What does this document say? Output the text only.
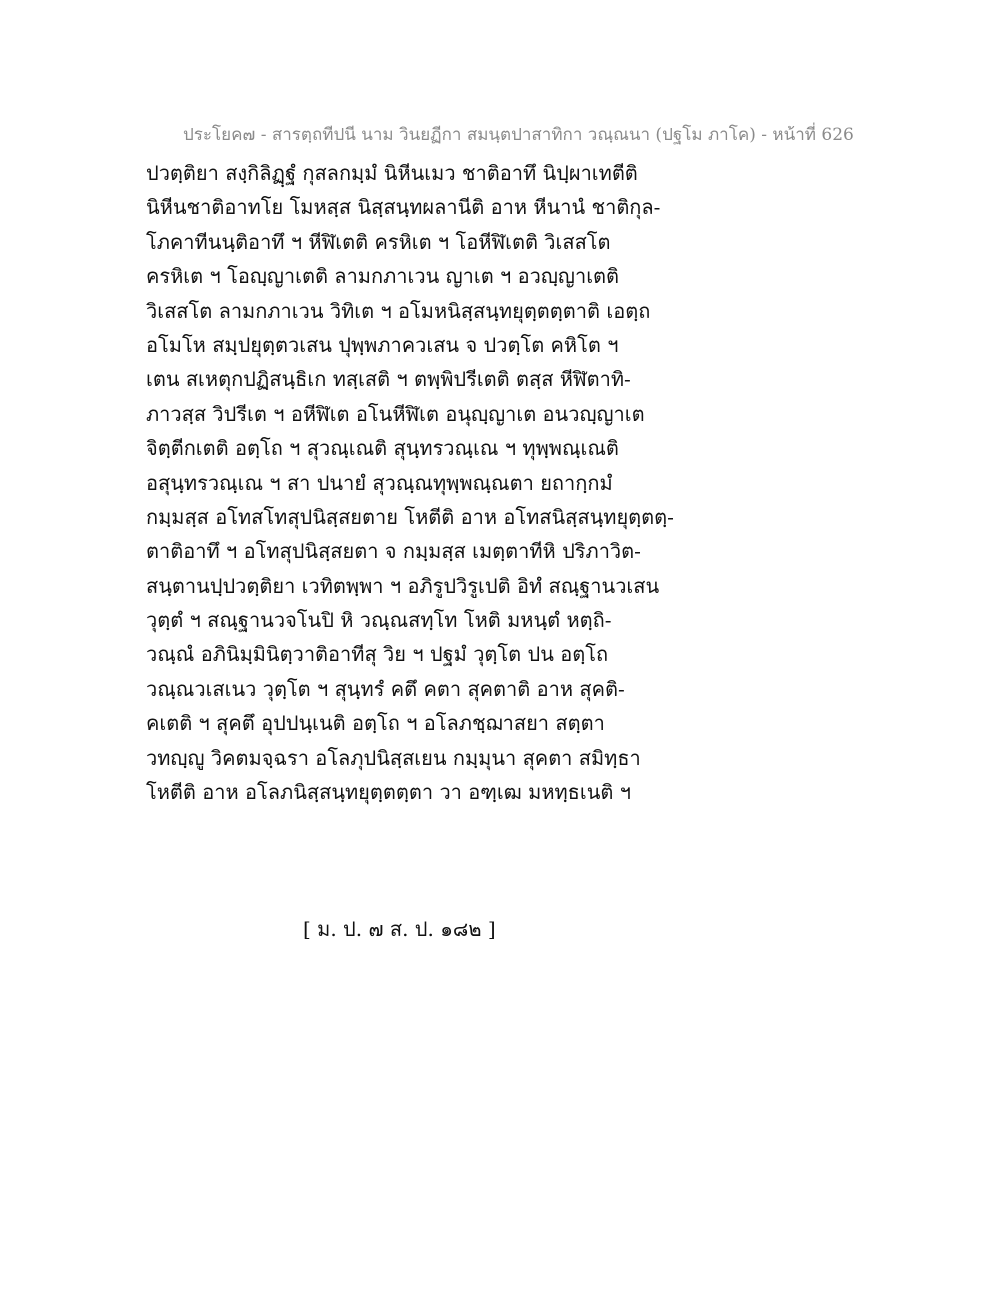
ประโยค๗ - สารตฺถทีปนี นาม วินยฏีกา สมนฺตปาสาทิกา วณฺณนา (ปฐโม ภาโค) - หน้าที่ 626
ปวตฺติยา สงฺกิลิฏฺฐํ กุสลกมฺมํ นิหีนเมว ชาติอาทึ นิปฺผาเทตีติ
นิหีนชาติอาทโย โมหสฺส นิสฺสนฺทผลานีติ อาห หีนานํ ชาติกุล-
โภคาทีนนฺติอาทึ ฯ หีฬิเตติ ครหิเต ฯ โอหีฬิเตติ วิเสสโต
ครหิเต ฯ โอญฺญาเตติ ลามกภาเวน ญาเต ฯ อวญฺญาเตติ
วิเสสโต ลามกภาเวน วิทิเต ฯ อโมหนิสฺสนฺทยุตฺตตฺตาติ เอตฺถ
อโมโห สมฺปยุตฺตวเสน ปุพฺพภาควเสน จ ปวตฺโต คหิโต ฯ
เตน สเหตุกปฏิสนฺธิเก ทสฺเสติ ฯ ตพฺพิปรีเตติ ตสฺส หีฬิตาทิ-
ภาวสฺส วิปรีเต ฯ อหีฬิเต อโนหีฬิเต อนุญฺญาเต อนวญฺญาเต
จิตฺตีกเตติ อตฺโถ ฯ สุวณฺเณติ สุนฺทรวณฺเณ ฯ ทุพฺพณฺเณติ
อสุนฺทรวณฺเณ ฯ สา ปนายํ สุวณฺณทุพฺพณฺณตา ยถากฺกมํ
กมฺมสฺส อโทสโทสุปนิสฺสยตาย โหตีติ อาห อโทสนิสฺสนฺทยุตฺตตฺ-
ตาติอาทึ ฯ อโทสุปนิสฺสยตา จ กมฺมสฺส เมตฺตาทีหิ ปริภาวิต-
สนฺตานปฺปวตฺติยา เวทิตพฺพา ฯ อภิรูปวิรูเปติ อิทํ สณฺฐานวเสน
วุตฺตํ ฯ สณฺฐานวจโนปิ หิ วณฺณสทฺโท โหติ มหนฺตํ หตฺถิ-
วณฺณํ อภินิมฺมินิตฺวาติอาทีสุ วิย ฯ ปฐมํ วุตฺโต ปน อตฺโถ
วณฺณวเสเนว วุตฺโต ฯ สุนฺทรํ คตึ คตา สุคตาติ อาห สุคติ-
คเตติ ฯ สุคตึ อุปปนฺเนติ อตฺโถ ฯ อโลภชฺฌาสยา สตฺตา
วทญฺญู วิคตมจฺฉรา อโลภุปนิสฺสเยน กมฺมุนา สุคตา สมิทฺธา
โหตีติ อาห อโลภนิสฺสนฺทยุตฺตตฺตา วา อฑฺเฒ มหทฺธเนติ ฯ
[ ม. ป. ๗ ส. ป. ๑๘๒ ]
□ □ □
Copy, from the material above, each line in which the string "ญาเต" occurs.

ครหิเต ฯ โอญฺญาเตติ ลามกภาเวน ญาเต ฯ อวญฺญาเตติ
ภาวสฺส วิปรีเต ฯ อหีฬิเต อโนหีฬิเต อนุญฺญาเต อนวญฺญาเต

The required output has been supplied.